● **TASK**
Copy everything from the start of the data below down to and including the line that contains "For every button, label, input, icon, or". Leave the pictures out.

▼▼▼

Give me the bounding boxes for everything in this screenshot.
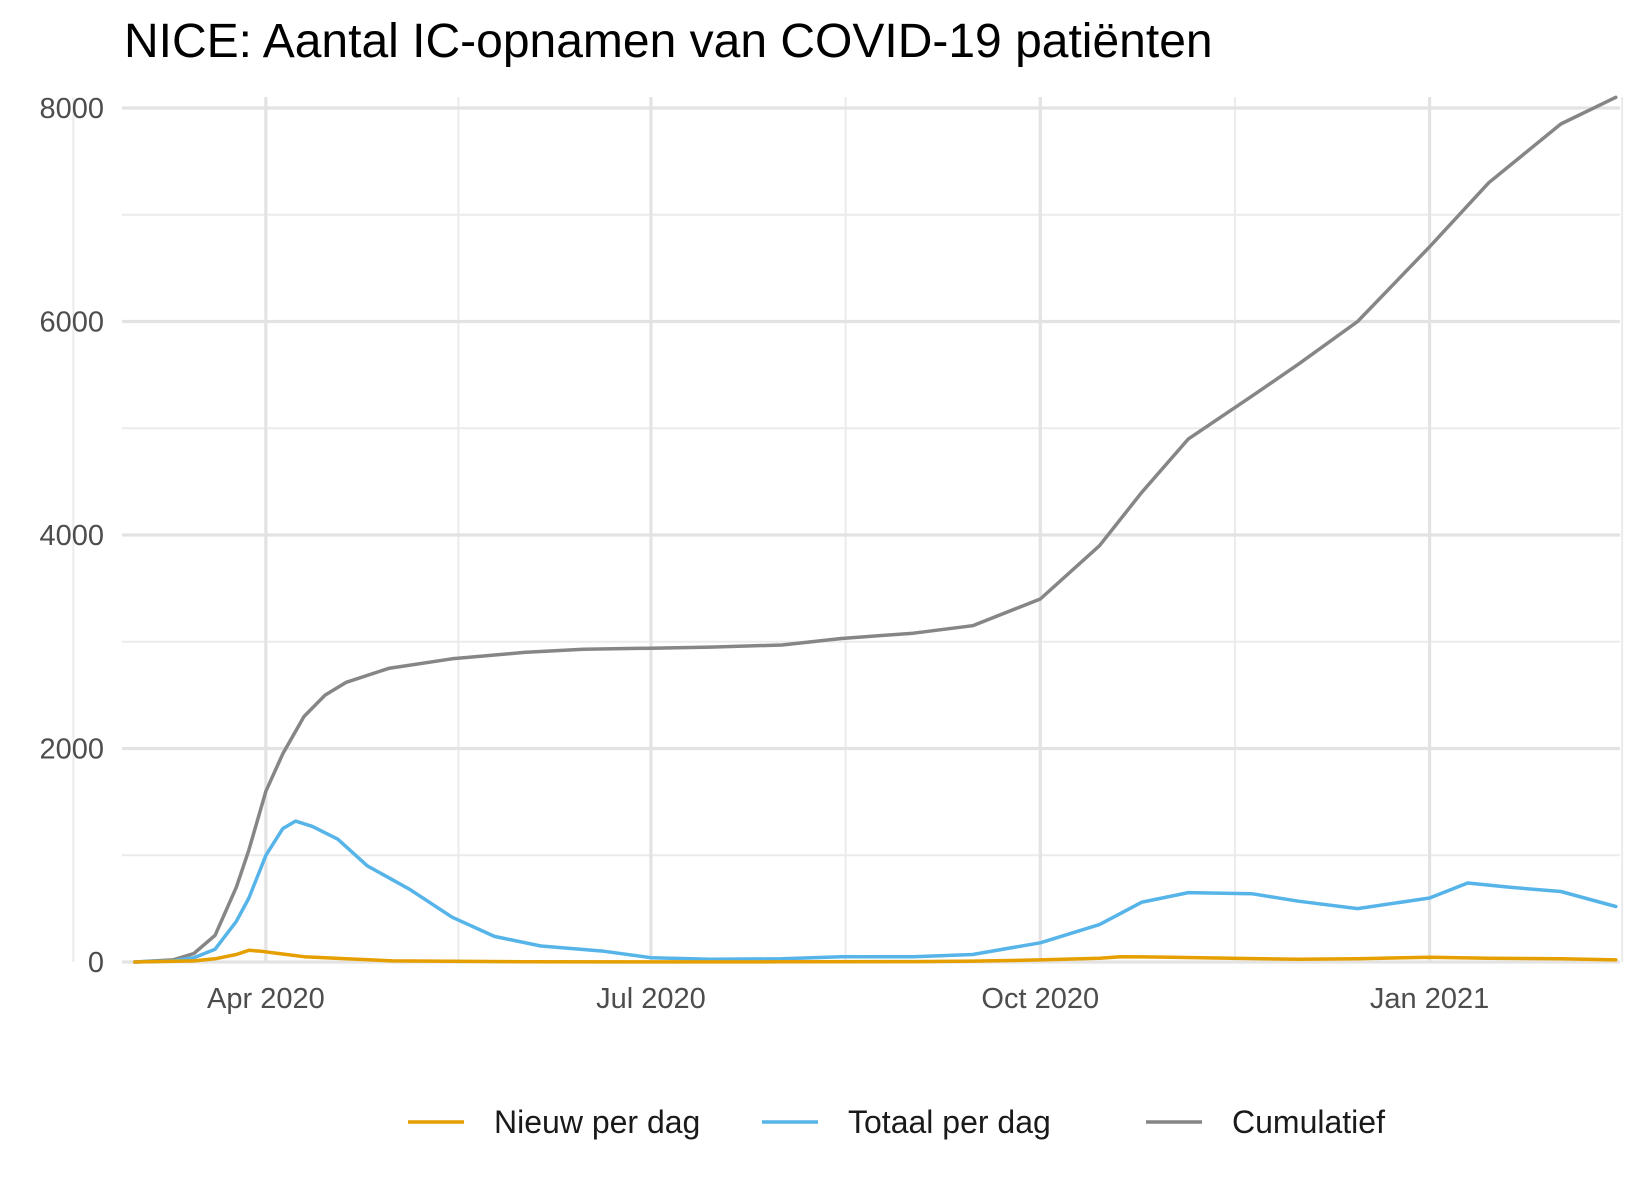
legend: Nieuw per dag Totaal per dag Cumulatief (408, 1104, 1385, 1140)
legend-label-totaal-per-dag: Totaal per dag (848, 1104, 1051, 1140)
legend-label-cumulatief: Cumulatief (1232, 1104, 1385, 1140)
x-tick-label: Jul 2020 (596, 983, 706, 1015)
x-tick-label: Oct 2020 (981, 983, 1099, 1015)
legend-label-nieuw-per-dag: Nieuw per dag (494, 1104, 700, 1140)
y-tick-label: 0 (88, 947, 104, 979)
x-tick-label: Jan 2021 (1370, 983, 1489, 1015)
series-line-cumulatief (132, 95, 1618, 964)
series-line-totaal-per-dag (132, 819, 1618, 964)
grid-lines (72, 97, 1624, 964)
series-lines (132, 95, 1618, 964)
y-tick-label: 4000 (39, 520, 104, 552)
chart-title: NICE: Aantal IC-opnamen van COVID-19 pat… (124, 15, 1213, 68)
y-tick-label: 2000 (39, 734, 104, 766)
y-tick-label: 8000 (39, 93, 104, 125)
y-tick-label: 6000 (39, 307, 104, 339)
x-tick-label: Apr 2020 (207, 983, 325, 1015)
series-line-nieuw-per-dag (132, 948, 1618, 964)
axis-labels: 0 2000 4000 6000 8000 Apr 2020 Jul 2020 Oct 202… (39, 93, 1489, 1015)
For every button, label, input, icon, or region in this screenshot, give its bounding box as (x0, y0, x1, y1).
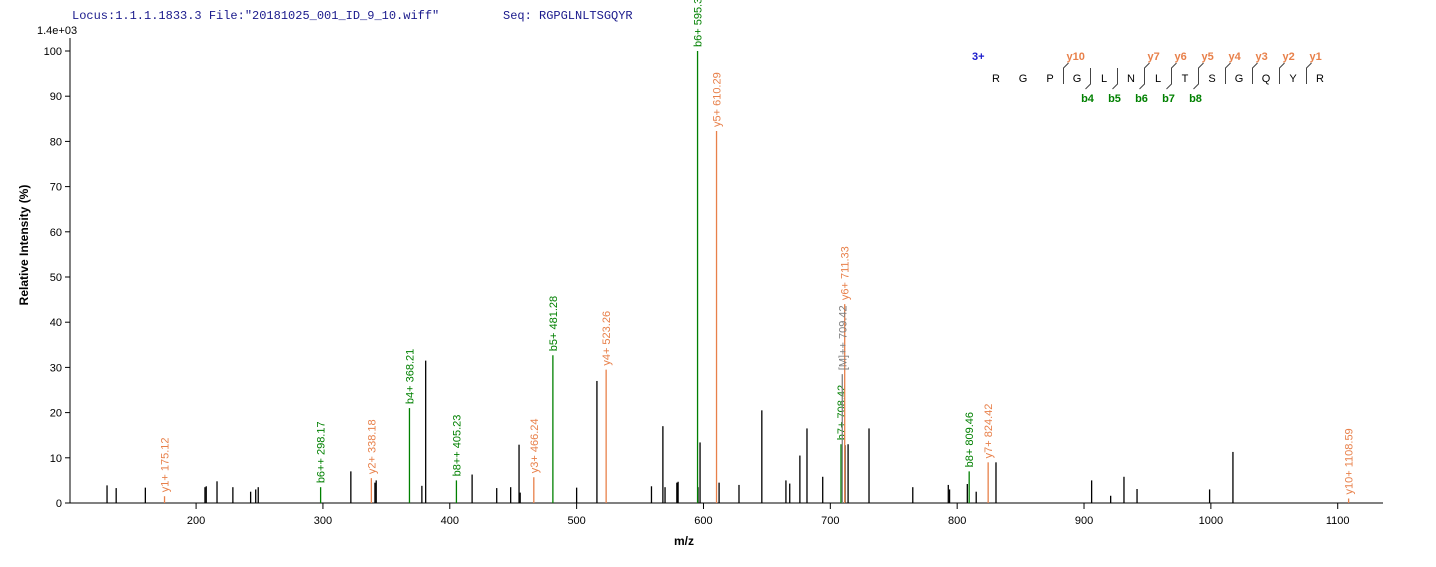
b-break (1193, 68, 1199, 90)
x-tick-label: 400 (441, 515, 459, 527)
b-break (1085, 68, 1091, 90)
b-break (1139, 68, 1145, 90)
sequence-text: Seq: RGPGLNLTSGQYR (503, 9, 633, 23)
peak-label: y7+ 824.42 (983, 404, 995, 459)
peak-label: y5+ 610.29 (712, 72, 724, 127)
peak-label: y2+ 338.18 (366, 419, 378, 474)
y-ion-label: y5 (1202, 51, 1214, 63)
peak-label: y1+ 175.12 (160, 437, 172, 492)
y-ion-label: y3 (1256, 51, 1268, 63)
residue: T (1182, 73, 1189, 85)
peak-label: y6+ 711.33 (840, 246, 852, 300)
b-break (1166, 68, 1172, 90)
x-tick-label: 700 (821, 515, 839, 527)
peak-label: y4+ 523.26 (601, 311, 613, 366)
peak-label: b4+ 368.21 (404, 349, 416, 404)
residue: N (1127, 73, 1135, 85)
residue: G (1235, 73, 1244, 85)
b-ion-label: b4 (1081, 93, 1095, 105)
peak-label: b8+ 809.46 (964, 412, 976, 467)
x-tick-label: 900 (1075, 515, 1093, 527)
peak-label: y10+ 1108.59 (1344, 428, 1356, 494)
y-tick-label: 0 (56, 498, 62, 510)
residue: P (1046, 73, 1053, 85)
y-ion-label: y10 (1067, 51, 1085, 63)
x-axis-label: m/z (674, 534, 694, 548)
peak-label: b6++ 298.17 (316, 421, 328, 483)
residue: L (1101, 73, 1107, 85)
y-ion-label: y4 (1229, 51, 1242, 63)
y-ion-label: y2 (1283, 51, 1295, 63)
y-break (1063, 62, 1069, 84)
x-tick-label: 800 (948, 515, 966, 527)
y-break (1279, 62, 1285, 84)
y-tick-label: 90 (50, 91, 62, 103)
x-tick-label: 200 (187, 515, 205, 527)
charge-label: 3+ (972, 51, 985, 63)
x-tick-label: 1100 (1326, 515, 1350, 527)
peak-label: [M]++ 709.42 (837, 305, 849, 370)
residue: Y (1289, 73, 1297, 85)
b-ion-label: b7 (1162, 93, 1175, 105)
x-tick-label: 1000 (1199, 515, 1223, 527)
y-break (1252, 62, 1258, 84)
y-break (1225, 62, 1231, 84)
y-tick-label: 100 (44, 46, 62, 58)
y-tick-label: 80 (50, 136, 62, 148)
residue: G (1019, 73, 1028, 85)
residue: Q (1262, 73, 1271, 85)
y-tick-label: 50 (50, 272, 62, 284)
intensity-scale: 1.4e+03 (37, 25, 77, 37)
residue: L (1155, 73, 1161, 85)
y-break (1306, 62, 1312, 84)
x-tick-label: 500 (567, 515, 585, 527)
x-tick-label: 300 (314, 515, 332, 527)
peak-label: b5+ 481.28 (548, 296, 560, 351)
b-ion-label: b5 (1108, 93, 1121, 105)
y-ion-label: y6 (1175, 51, 1187, 63)
residue: S (1208, 73, 1215, 85)
y-ion-label: y1 (1310, 51, 1322, 63)
y-tick-label: 20 (50, 408, 62, 420)
b-ion-label: b8 (1189, 93, 1202, 105)
locus-text: Locus:1.1.1.1833.3 File:"20181025_001_ID… (72, 9, 439, 23)
y-tick-label: 10 (50, 453, 62, 465)
peak-label: b6+ 595.33 (693, 0, 705, 47)
residue: G (1073, 73, 1082, 85)
x-tick-label: 600 (694, 515, 712, 527)
peak-label: b8++ 405.23 (451, 415, 463, 477)
b-break (1112, 68, 1118, 90)
b-ion-label: b6 (1135, 93, 1148, 105)
y-ion-label: y7 (1148, 51, 1160, 63)
y-axis-label: Relative Intensity (%) (17, 185, 31, 306)
y-tick-label: 30 (50, 362, 62, 374)
peak-label: y3+ 466.24 (529, 418, 541, 473)
residue: R (992, 73, 1000, 85)
y-tick-label: 60 (50, 227, 62, 239)
residue: R (1316, 73, 1324, 85)
y-tick-label: 40 (50, 317, 62, 329)
y-tick-label: 70 (50, 182, 62, 194)
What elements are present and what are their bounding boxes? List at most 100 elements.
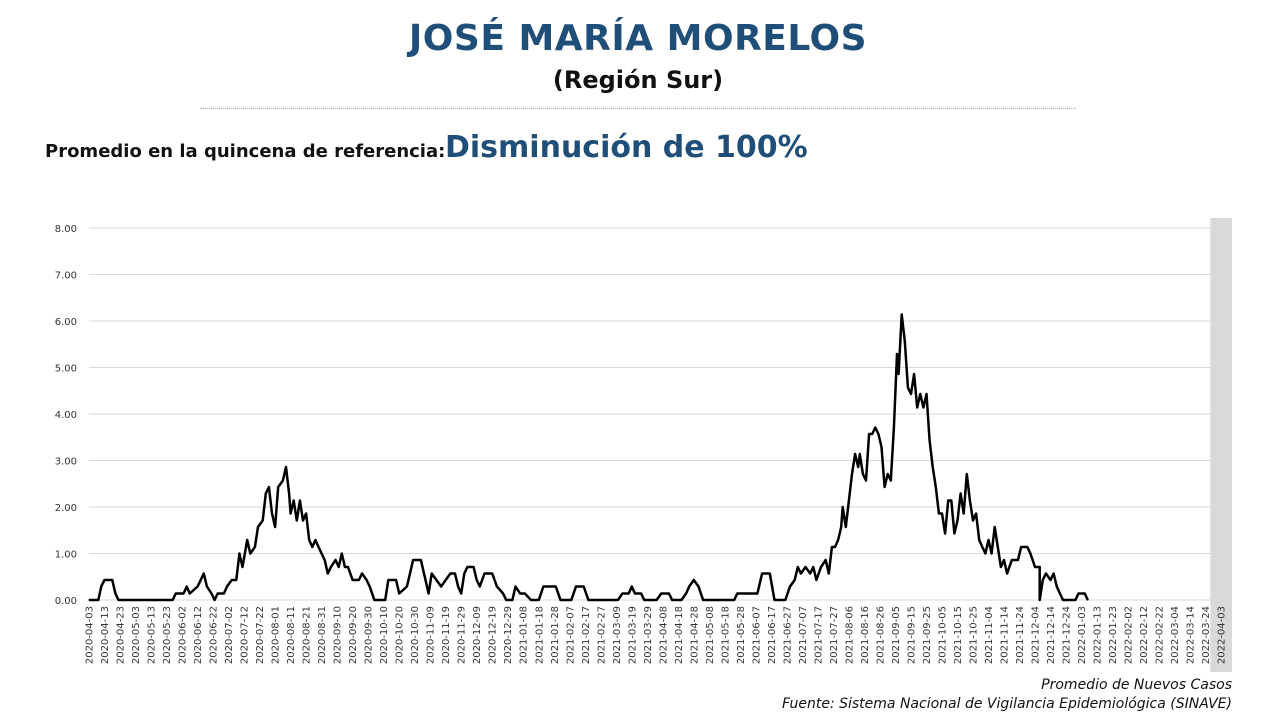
data-point (226, 585, 228, 588)
data-point (97, 599, 99, 601)
data-point (854, 453, 856, 455)
data-point (483, 572, 486, 575)
data-point (502, 592, 504, 595)
x-tick-label: 2020-07-12 (240, 606, 251, 664)
data-point (991, 552, 993, 555)
data-point (424, 579, 427, 581)
data-point (103, 579, 106, 581)
x-tick-label: 2021-02-17 (581, 606, 592, 664)
data-point (932, 466, 934, 468)
data-point (277, 486, 279, 488)
data-point (317, 546, 320, 548)
x-tick-label: 2021-05-28 (736, 606, 747, 664)
x-tick-label: 2021-03-09 (612, 606, 623, 664)
data-point (871, 433, 873, 435)
data-point (344, 566, 346, 568)
data-point (868, 433, 870, 435)
data-point (938, 512, 940, 515)
x-tick-label: 2020-08-01 (271, 606, 282, 664)
data-point (449, 572, 451, 575)
y-tick-label: 1.00 (55, 550, 77, 561)
data-point (660, 592, 662, 595)
x-tick-label: 2021-01-08 (519, 606, 530, 664)
data-point (1039, 566, 1041, 568)
data-point (265, 492, 267, 495)
data-point (1062, 599, 1064, 601)
data-point (431, 572, 433, 575)
data-point (1087, 599, 1089, 601)
data-point (395, 579, 397, 581)
data-point (859, 453, 861, 455)
data-point (825, 559, 827, 561)
x-tick-label: 2021-11-04 (984, 606, 995, 664)
series-note: Promedio de Nuevos Casos (1041, 677, 1232, 693)
data-point (583, 585, 585, 588)
data-point (538, 599, 540, 601)
x-tick-label: 2020-10-20 (395, 606, 406, 664)
data-point (111, 579, 113, 581)
data-point (1042, 579, 1044, 581)
data-point (1029, 552, 1031, 555)
x-tick-label: 2021-07-07 (798, 606, 809, 664)
data-point (254, 546, 256, 548)
x-tick-label: 2021-10-05 (937, 606, 948, 664)
data-point (1003, 559, 1005, 561)
x-tick-label: 2021-12-14 (1046, 606, 1057, 664)
data-point (428, 592, 430, 595)
data-point (919, 393, 921, 395)
x-tick-label: 2021-08-26 (875, 606, 886, 664)
x-tick-label: 2021-08-16 (860, 606, 871, 664)
data-point (656, 599, 658, 601)
data-point (514, 585, 517, 588)
x-tick-label: 2021-11-24 (1015, 606, 1026, 664)
data-point (1049, 579, 1052, 581)
x-tick-label: 2020-12-09 (472, 606, 483, 664)
x-tick-label: 2022-02-22 (1155, 606, 1166, 664)
data-point (773, 599, 776, 601)
data-point (268, 486, 270, 488)
y-tick-label: 2.00 (55, 503, 77, 514)
data-point (845, 526, 847, 528)
x-tick-label: 2021-04-18 (674, 606, 685, 664)
data-point (189, 592, 191, 595)
data-point (834, 546, 836, 548)
data-point (210, 592, 213, 595)
x-tick-label: 2021-06-27 (782, 606, 793, 664)
data-point (668, 592, 670, 595)
y-tick-label: 7.00 (55, 271, 77, 282)
reference-label: Promedio en la quincena de referencia: (45, 141, 446, 162)
x-tick-label: 2021-09-05 (891, 606, 902, 664)
data-point (840, 526, 842, 528)
x-tick-label: 2021-10-15 (953, 606, 964, 664)
data-point (183, 592, 185, 595)
data-point (804, 566, 807, 568)
data-point (733, 599, 735, 601)
data-point (285, 466, 287, 468)
data-point (409, 572, 411, 575)
x-tick-label: 2020-10-30 (410, 606, 421, 664)
data-point (308, 539, 310, 541)
data-point (877, 433, 880, 435)
data-point (736, 592, 738, 595)
data-point (1020, 546, 1022, 548)
data-point (542, 585, 545, 588)
data-point (384, 599, 386, 601)
x-tick-label: 2020-05-03 (131, 606, 142, 664)
data-point (491, 572, 493, 575)
data-point (327, 572, 329, 575)
data-point (341, 552, 343, 555)
data-point (950, 499, 952, 502)
data-point (217, 592, 219, 595)
data-point (505, 599, 507, 601)
x-tick-label: 2020-08-11 (286, 606, 297, 664)
data-point (953, 532, 956, 535)
data-point (214, 599, 216, 601)
data-point (476, 579, 478, 581)
data-point (1053, 572, 1055, 575)
data-point (890, 479, 892, 482)
data-point (314, 539, 316, 541)
data-point (922, 406, 925, 409)
data-point (282, 479, 284, 482)
x-tick-label: 2022-03-24 (1201, 606, 1212, 664)
data-point (296, 519, 298, 522)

▲▲▲

● **RESULT BELOW**
Give me the bounding boxes for everything in this screenshot.
legend: Nieuw per dag Totaal per dag Cumulatief (408, 1104, 1385, 1140)
legend-label-totaal-per-dag: Totaal per dag (848, 1104, 1051, 1140)
legend-label-cumulatief: Cumulatief (1232, 1104, 1385, 1140)
x-tick-label: Jul 2020 (596, 983, 706, 1015)
x-tick-label: Oct 2020 (981, 983, 1099, 1015)
legend-label-nieuw-per-dag: Nieuw per dag (494, 1104, 700, 1140)
y-tick-label: 0 (88, 947, 104, 979)
x-tick-label: Jan 2021 (1370, 983, 1489, 1015)
series-line-cumulatief (132, 95, 1618, 964)
series-line-totaal-per-dag (132, 819, 1618, 964)
grid-lines (72, 97, 1624, 964)
series-lines (132, 95, 1618, 964)
y-tick-label: 4000 (39, 520, 104, 552)
chart-title: NICE: Aantal IC-opnamen van COVID-19 pat… (124, 15, 1213, 68)
y-tick-label: 2000 (39, 734, 104, 766)
y-tick-label: 8000 (39, 93, 104, 125)
y-tick-label: 6000 (39, 307, 104, 339)
x-tick-label: Apr 2020 (207, 983, 325, 1015)
series-line-nieuw-per-dag (132, 948, 1618, 964)
axis-labels: 0 2000 4000 6000 8000 Apr 2020 Jul 2020 Oct 202… (39, 93, 1489, 1015)
For every button, label, input, icon, or region in this screenshot, give its bounding box as (x0, y0, x1, y1).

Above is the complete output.